- DATA ENTRIES:

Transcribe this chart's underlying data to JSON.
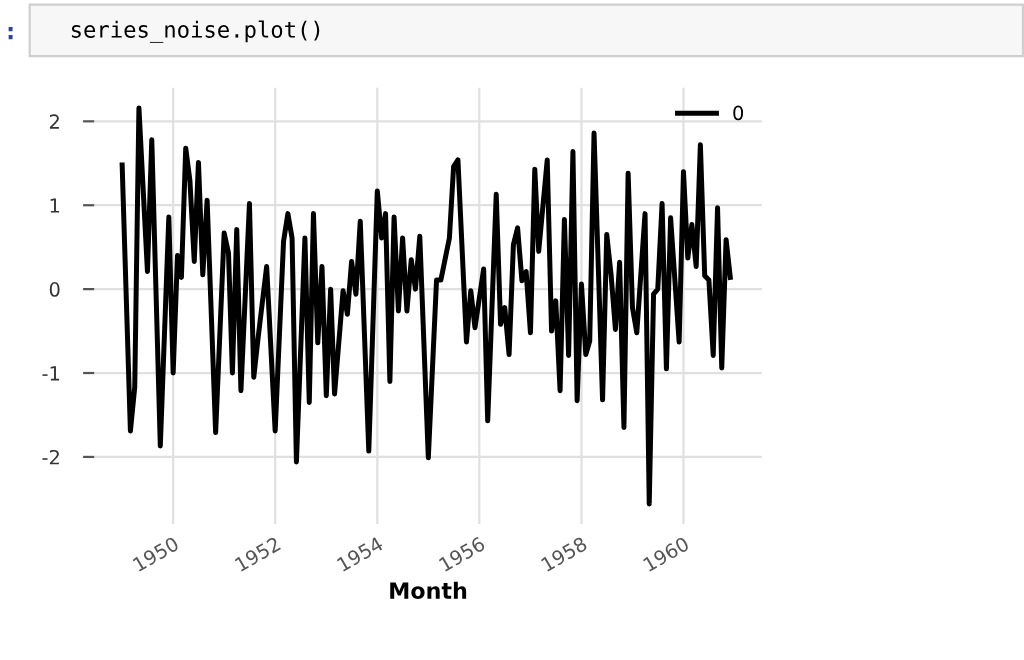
{
  "chart_data": {
    "type": "line",
    "annotations": [
      ":",
      "series_noise.plot()"
    ],
    "xlabel": "Month",
    "x": [
      "1949-01",
      "1949-03",
      "1949-04",
      "1949-05",
      "1949-07",
      "1949-08",
      "1949-10",
      "1949-12",
      "1950-01",
      "1950-02",
      "1950-03",
      "1950-04",
      "1950-05",
      "1950-06",
      "1950-07",
      "1950-08",
      "1950-09",
      "1950-11",
      "1951-01",
      "1951-02",
      "1951-03",
      "1951-04",
      "1951-05",
      "1951-07",
      "1951-08",
      "1951-09",
      "1951-11",
      "1952-01",
      "1952-03",
      "1952-04",
      "1952-05",
      "1952-06",
      "1952-08",
      "1952-09",
      "1952-10",
      "1952-11",
      "1952-12",
      "1953-01",
      "1953-02",
      "1953-03",
      "1953-05",
      "1953-06",
      "1953-07",
      "1953-08",
      "1953-09",
      "1953-11",
      "1954-01",
      "1954-02",
      "1954-03",
      "1954-04",
      "1954-05",
      "1954-06",
      "1954-07",
      "1954-08",
      "1954-09",
      "1954-10",
      "1954-11",
      "1955-01",
      "1955-03",
      "1955-04",
      "1955-06",
      "1955-07",
      "1955-08",
      "1955-10",
      "1955-11",
      "1955-12",
      "1956-02",
      "1956-03",
      "1956-05",
      "1956-06",
      "1956-07",
      "1956-08",
      "1956-09",
      "1956-10",
      "1956-11",
      "1956-12",
      "1957-01",
      "1957-02",
      "1957-03",
      "1957-05",
      "1957-06",
      "1957-07",
      "1957-08",
      "1957-09",
      "1957-10",
      "1957-11",
      "1957-12",
      "1958-01",
      "1958-02",
      "1958-03",
      "1958-04",
      "1958-06",
      "1958-07",
      "1958-08",
      "1958-09",
      "1958-10",
      "1958-11",
      "1958-12",
      "1959-01",
      "1959-02",
      "1959-04",
      "1959-05",
      "1959-06",
      "1959-07",
      "1959-08",
      "1959-09",
      "1959-10",
      "1959-12",
      "1960-01",
      "1960-02",
      "1960-03",
      "1960-04",
      "1960-05",
      "1960-06",
      "1960-07",
      "1960-08",
      "1960-09",
      "1960-10",
      "1960-11",
      "1960-12"
    ],
    "series": [
      {
        "name": "0",
        "color": "#000000",
        "values": [
          1.48,
          -1.69,
          -1.17,
          2.16,
          0.21,
          1.78,
          -1.87,
          0.86,
          -1.0,
          0.4,
          0.14,
          1.68,
          1.29,
          0.33,
          1.51,
          0.17,
          1.06,
          -1.71,
          0.67,
          0.43,
          -1.0,
          0.71,
          -1.21,
          1.02,
          -1.05,
          -0.58,
          0.27,
          -1.69,
          0.57,
          0.9,
          0.61,
          -2.06,
          0.61,
          -1.35,
          0.9,
          -0.64,
          0.27,
          -1.27,
          0.0,
          -1.25,
          -0.02,
          -0.3,
          0.33,
          -0.06,
          0.81,
          -1.93,
          1.17,
          0.61,
          0.9,
          -1.1,
          0.86,
          -0.26,
          0.61,
          -0.26,
          0.35,
          0.0,
          0.63,
          -2.01,
          0.11,
          0.11,
          0.61,
          1.46,
          1.54,
          -0.63,
          -0.02,
          -0.46,
          0.24,
          -1.57,
          1.13,
          -0.42,
          -0.22,
          -0.78,
          0.53,
          0.73,
          0.1,
          0.21,
          -0.52,
          1.43,
          0.45,
          1.54,
          -0.5,
          -0.14,
          -1.21,
          0.83,
          -0.79,
          1.64,
          -1.33,
          0.06,
          -0.78,
          -0.62,
          1.86,
          -1.32,
          0.65,
          0.17,
          -0.48,
          0.32,
          -1.65,
          1.38,
          -0.22,
          -0.52,
          0.9,
          -2.56,
          -0.06,
          0.0,
          1.02,
          -0.95,
          0.85,
          -0.63,
          1.4,
          0.37,
          0.77,
          0.27,
          1.72,
          0.16,
          0.11,
          -0.79,
          0.97,
          -0.94,
          0.59,
          0.14
        ]
      }
    ],
    "xlim": [
      "1948-06-15",
      "1961-07-15"
    ],
    "xticks": [
      {
        "value": "1950-01-01",
        "label": "1950"
      },
      {
        "value": "1952-01-01",
        "label": "1952"
      },
      {
        "value": "1954-01-01",
        "label": "1954"
      },
      {
        "value": "1956-01-01",
        "label": "1956"
      },
      {
        "value": "1958-01-01",
        "label": "1958"
      },
      {
        "value": "1960-01-01",
        "label": "1960"
      }
    ],
    "ylim": [
      -2.8,
      2.4
    ],
    "yticks": [
      -2,
      -1,
      0,
      1,
      2
    ],
    "grid": true,
    "legend": "top right",
    "line_style": "solid",
    "marker": "none"
  }
}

- EXERCISE AIM: Do not include images; quote all of the entries above exactly.

- COMPLETE RESPONSE:
Transcribe this chart's underlying data to JSON.
{
  "chart_data": {
    "type": "line",
    "annotations": [
      ":",
      "series_noise.plot()"
    ],
    "xlabel": "Month",
    "x": [
      "1949-01",
      "1949-03",
      "1949-04",
      "1949-05",
      "1949-07",
      "1949-08",
      "1949-10",
      "1949-12",
      "1950-01",
      "1950-02",
      "1950-03",
      "1950-04",
      "1950-05",
      "1950-06",
      "1950-07",
      "1950-08",
      "1950-09",
      "1950-11",
      "1951-01",
      "1951-02",
      "1951-03",
      "1951-04",
      "1951-05",
      "1951-07",
      "1951-08",
      "1951-09",
      "1951-11",
      "1952-01",
      "1952-03",
      "1952-04",
      "1952-05",
      "1952-06",
      "1952-08",
      "1952-09",
      "1952-10",
      "1952-11",
      "1952-12",
      "1953-01",
      "1953-02",
      "1953-03",
      "1953-05",
      "1953-06",
      "1953-07",
      "1953-08",
      "1953-09",
      "1953-11",
      "1954-01",
      "1954-02",
      "1954-03",
      "1954-04",
      "1954-05",
      "1954-06",
      "1954-07",
      "1954-08",
      "1954-09",
      "1954-10",
      "1954-11",
      "1955-01",
      "1955-03",
      "1955-04",
      "1955-06",
      "1955-07",
      "1955-08",
      "1955-10",
      "1955-11",
      "1955-12",
      "1956-02",
      "1956-03",
      "1956-05",
      "1956-06",
      "1956-07",
      "1956-08",
      "1956-09",
      "1956-10",
      "1956-11",
      "1956-12",
      "1957-01",
      "1957-02",
      "1957-03",
      "1957-05",
      "1957-06",
      "1957-07",
      "1957-08",
      "1957-09",
      "1957-10",
      "1957-11",
      "1957-12",
      "1958-01",
      "1958-02",
      "1958-03",
      "1958-04",
      "1958-06",
      "1958-07",
      "1958-08",
      "1958-09",
      "1958-10",
      "1958-11",
      "1958-12",
      "1959-01",
      "1959-02",
      "1959-04",
      "1959-05",
      "1959-06",
      "1959-07",
      "1959-08",
      "1959-09",
      "1959-10",
      "1959-12",
      "1960-01",
      "1960-02",
      "1960-03",
      "1960-04",
      "1960-05",
      "1960-06",
      "1960-07",
      "1960-08",
      "1960-09",
      "1960-10",
      "1960-11",
      "1960-12"
    ],
    "series": [
      {
        "name": "0",
        "color": "#000000",
        "values": [
          1.48,
          -1.69,
          -1.17,
          2.16,
          0.21,
          1.78,
          -1.87,
          0.86,
          -1.0,
          0.4,
          0.14,
          1.68,
          1.29,
          0.33,
          1.51,
          0.17,
          1.06,
          -1.71,
          0.67,
          0.43,
          -1.0,
          0.71,
          -1.21,
          1.02,
          -1.05,
          -0.58,
          0.27,
          -1.69,
          0.57,
          0.9,
          0.61,
          -2.06,
          0.61,
          -1.35,
          0.9,
          -0.64,
          0.27,
          -1.27,
          0.0,
          -1.25,
          -0.02,
          -0.3,
          0.33,
          -0.06,
          0.81,
          -1.93,
          1.17,
          0.61,
          0.9,
          -1.1,
          0.86,
          -0.26,
          0.61,
          -0.26,
          0.35,
          0.0,
          0.63,
          -2.01,
          0.11,
          0.11,
          0.61,
          1.46,
          1.54,
          -0.63,
          -0.02,
          -0.46,
          0.24,
          -1.57,
          1.13,
          -0.42,
          -0.22,
          -0.78,
          0.53,
          0.73,
          0.1,
          0.21,
          -0.52,
          1.43,
          0.45,
          1.54,
          -0.5,
          -0.14,
          -1.21,
          0.83,
          -0.79,
          1.64,
          -1.33,
          0.06,
          -0.78,
          -0.62,
          1.86,
          -1.32,
          0.65,
          0.17,
          -0.48,
          0.32,
          -1.65,
          1.38,
          -0.22,
          -0.52,
          0.9,
          -2.56,
          -0.06,
          0.0,
          1.02,
          -0.95,
          0.85,
          -0.63,
          1.4,
          0.37,
          0.77,
          0.27,
          1.72,
          0.16,
          0.11,
          -0.79,
          0.97,
          -0.94,
          0.59,
          0.14
        ]
      }
    ],
    "xlim": [
      "1948-06-15",
      "1961-07-15"
    ],
    "xticks": [
      {
        "value": "1950-01-01",
        "label": "1950"
      },
      {
        "value": "1952-01-01",
        "label": "1952"
      },
      {
        "value": "1954-01-01",
        "label": "1954"
      },
      {
        "value": "1956-01-01",
        "label": "1956"
      },
      {
        "value": "1958-01-01",
        "label": "1958"
      },
      {
        "value": "1960-01-01",
        "label": "1960"
      }
    ],
    "ylim": [
      -2.8,
      2.4
    ],
    "yticks": [
      -2,
      -1,
      0,
      1,
      2
    ],
    "grid": true,
    "legend": "top right",
    "line_style": "solid",
    "marker": "none"
  }
}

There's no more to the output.